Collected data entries
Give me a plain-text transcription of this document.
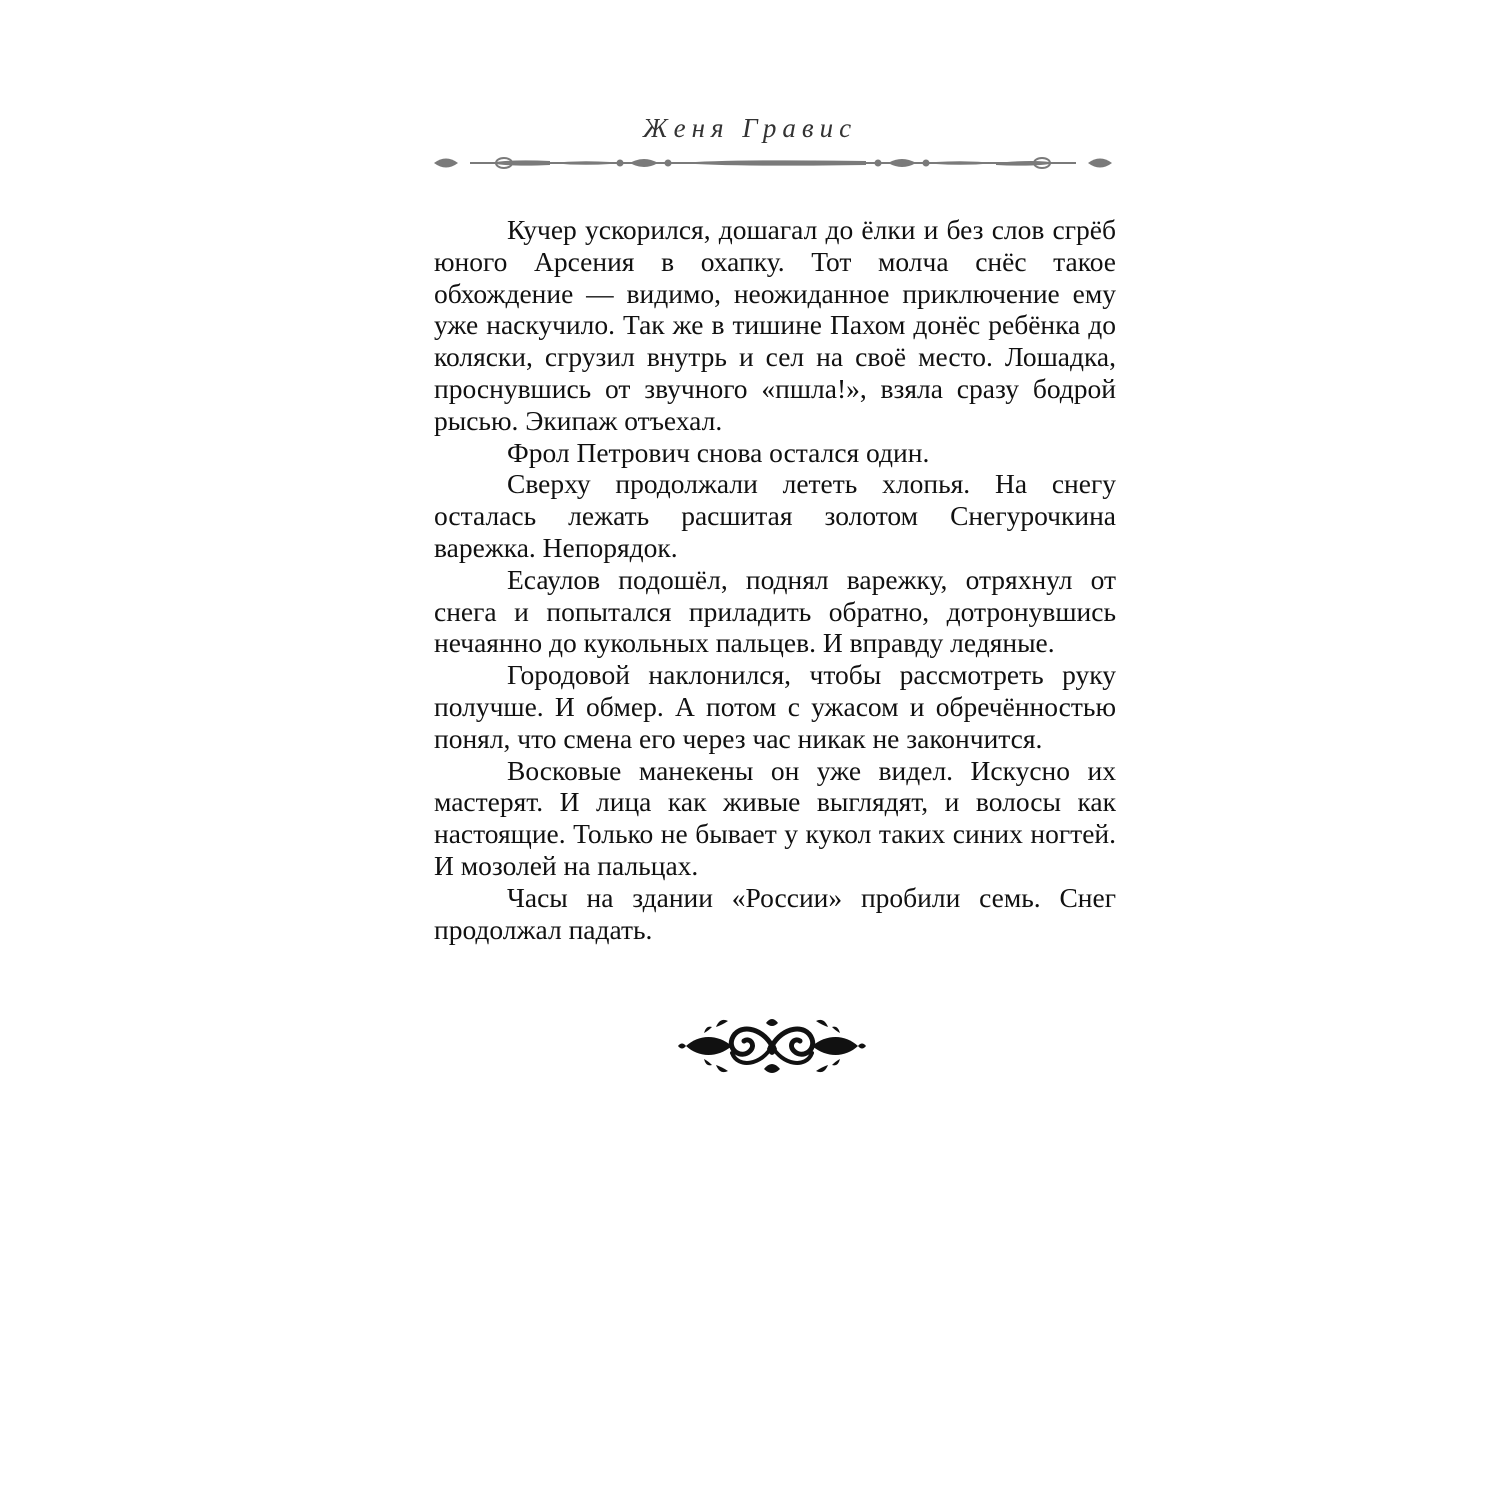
Женя Гравис

Кучер ускорился, дошагал до ёлки и без слов сгрёб юного Арсения в охапку. Тот молча снёс такое обхождение — видимо, неожиданное приключение ему уже наскучило. Так же в тишине Пахом донёс ребёнка до коляски, сгрузил внутрь и сел на своё место. Лошадка, проснувшись от звучного «пшла!», взяла сразу бодрой рысью. Экипаж отъехал.

Фрол Петрович снова остался один.

Сверху продолжали лететь хлопья. На снегу осталась лежать расшитая золотом Снегурочкина варежка. Непорядок.

Есаулов подошёл, поднял варежку, отряхнул от снега и попытался приладить обратно, дотронувшись нечаянно до кукольных пальцев. И вправду ледяные.

Городовой наклонился, чтобы рассмотреть руку получше. И обмер. А потом с ужасом и обречённостью понял, что смена его через час никак не закончится.

Восковые манекены он уже видел. Искусно их мастерят. И лица как живые выглядят, и волосы как настоящие. Только не бывает у кукол таких синих ногтей. И мозолей на пальцах.

Часы на здании «России» пробили семь. Снег продолжал падать.
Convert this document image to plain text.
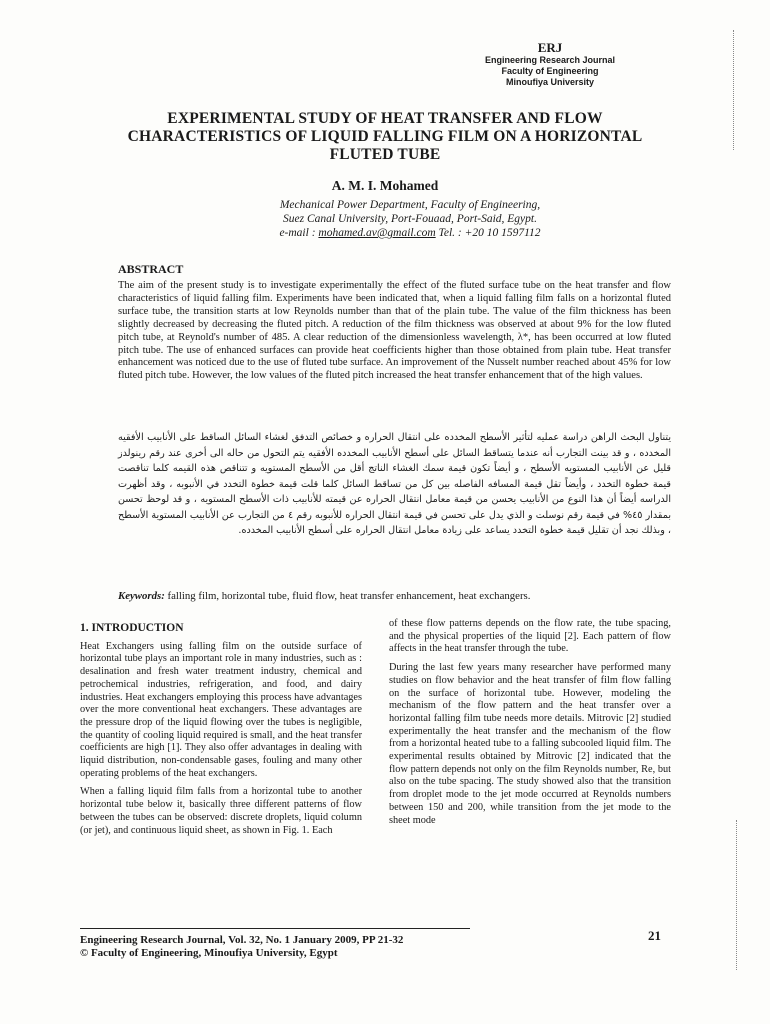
ERJ
Engineering Research Journal
Faculty of Engineering
Minoufiya University
EXPERIMENTAL STUDY OF HEAT TRANSFER AND FLOW CHARACTERISTICS OF LIQUID FALLING FILM ON A HORIZONTAL FLUTED TUBE
A. M. I. Mohamed
Mechanical Power Department, Faculty of Engineering,
Suez Canal University, Port-Fouaad, Port-Said, Egypt.
e-mail : mohamed.av@gmail.com Tel. : +20 10 1597112
ABSTRACT
The aim of the present study is to investigate experimentally the effect of the fluted surface tube on the heat transfer and flow characteristics of liquid falling film. Experiments have been indicated that, when a liquid falling film falls on a horizontal fluted surface tube, the transition starts at low Reynolds number than that of the plain tube. The value of the film thickness has been slightly decreased by decreasing the fluted pitch. A reduction of the film thickness was observed at about 9% for the low fluted pitch tube, at Reynold's number of 485. A clear reduction of the dimensionless wavelength, λ*, has been occurred at low fluted pitch tube. The use of enhanced surfaces can provide heat coefficients higher than those obtained from plain tube. Heat transfer enhancement was noticed due to the use of fluted tube surface. An improvement of the Nusselt number reached about 45% for low fluted pitch tube. However, the low values of the fluted pitch increased the heat transfer enhancement that of the high values.
يتناول البحث الراهن دراسة عمليه لتأثير الأسطح المخدده على انتقال الحراره و خصائص التدفق لغشاء السائل الساقط على الأنابيب الأفقيه المخدده ، و قد بينت التجارب أنه عندما يتساقط السائل على أسطح الأنابيب المخدده الأفقيه يتم التحول من حاله الى أخرى عند رقم رينولدز قليل عن الأنابيب المستويه الأسطح ، و أيضاً تكون قيمة سمك الغشاء الناتج أقل من الأسطح المستويه و تتناقص هذه القيمه كلما تناقصت قيمة خطوة التخدد ، وأيضاً تقل قيمة المسافه الفاصله بين كل من تساقط السائل كلما قلت قيمة خطوة التخدد في الأنبوبه ، وقد أظهرت الدراسه أيضاً أن هذا النوع من الأنابيب يحسن من قيمة معامل انتقال الحراره عن قيمته للأنابيب ذات الأسطح المستويه ، و قد لوحظ تحسن بمقدار ٤٥% في قيمة رقم نوسلت و الذي يدل على تحسن في قيمة انتقال الحراره للأنبوبه رقم ٤ من التجارب عن الأنابيب المستوية الأسطح ، وبذلك نجد أن تقليل قيمة خطوة التخدد يساعد على زيادة معامل انتقال الحراره على أسطح الأنابيب المخدده.
Keywords: falling film, horizontal tube, fluid flow, heat transfer enhancement, heat exchangers.
1. INTRODUCTION

Heat Exchangers using falling film on the outside surface of horizontal tube plays an important role in many industries, such as : desalination and fresh water treatment industry, chemical and petrochemical industries, refrigeration, and food, and dairy industries. Heat exchangers employing this process have advantages over the more conventional heat exchangers. These advantages are the pressure drop of the liquid flowing over the tubes is negligible, the quantity of cooling liquid required is small, and the heat transfer coefficients are high [1]. They also offer advantages in dealing with liquid distribution, non-condensable gases, fouling and many other operating problems of the heat exchangers.

When a falling liquid film falls from a horizontal tube to another horizontal tube below it, basically three different patterns of flow between the tubes can be observed: discrete droplets, liquid column (or jet), and continuous liquid sheet, as shown in Fig. 1. Each

of these flow patterns depends on the flow rate, the tube spacing, and the physical properties of the liquid [2]. Each pattern of flow affects in the heat transfer through the tube.

During the last few years many researcher have performed many studies on flow behavior and the heat transfer of film flow falling on the surface of horizontal tube. However, modeling the mechanism of the flow pattern and the heat transfer over a horizontal falling film tube needs more details. Mitrovic [2] studied experimentally the heat transfer and the mechanism of the flow from a horizontal heated tube to a falling subcooled liquid film. The experimental results obtained by Mitrovic [2] indicated that the flow pattern depends not only on the film Reynolds number, Re, but also on the tube spacing. The study showed also that the transition from droplet mode to the jet mode occurred at Reynolds numbers between 150 and 200, while transition from the jet mode to the sheet mode

Engineering Research Journal, Vol. 32, No. 1 January 2009, PP 21-32
© Faculty of Engineering, Minoufiya University, Egypt
21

The problem: Give the count of lines in the listing above that include "over", with no other words.

Response to this exercise: 2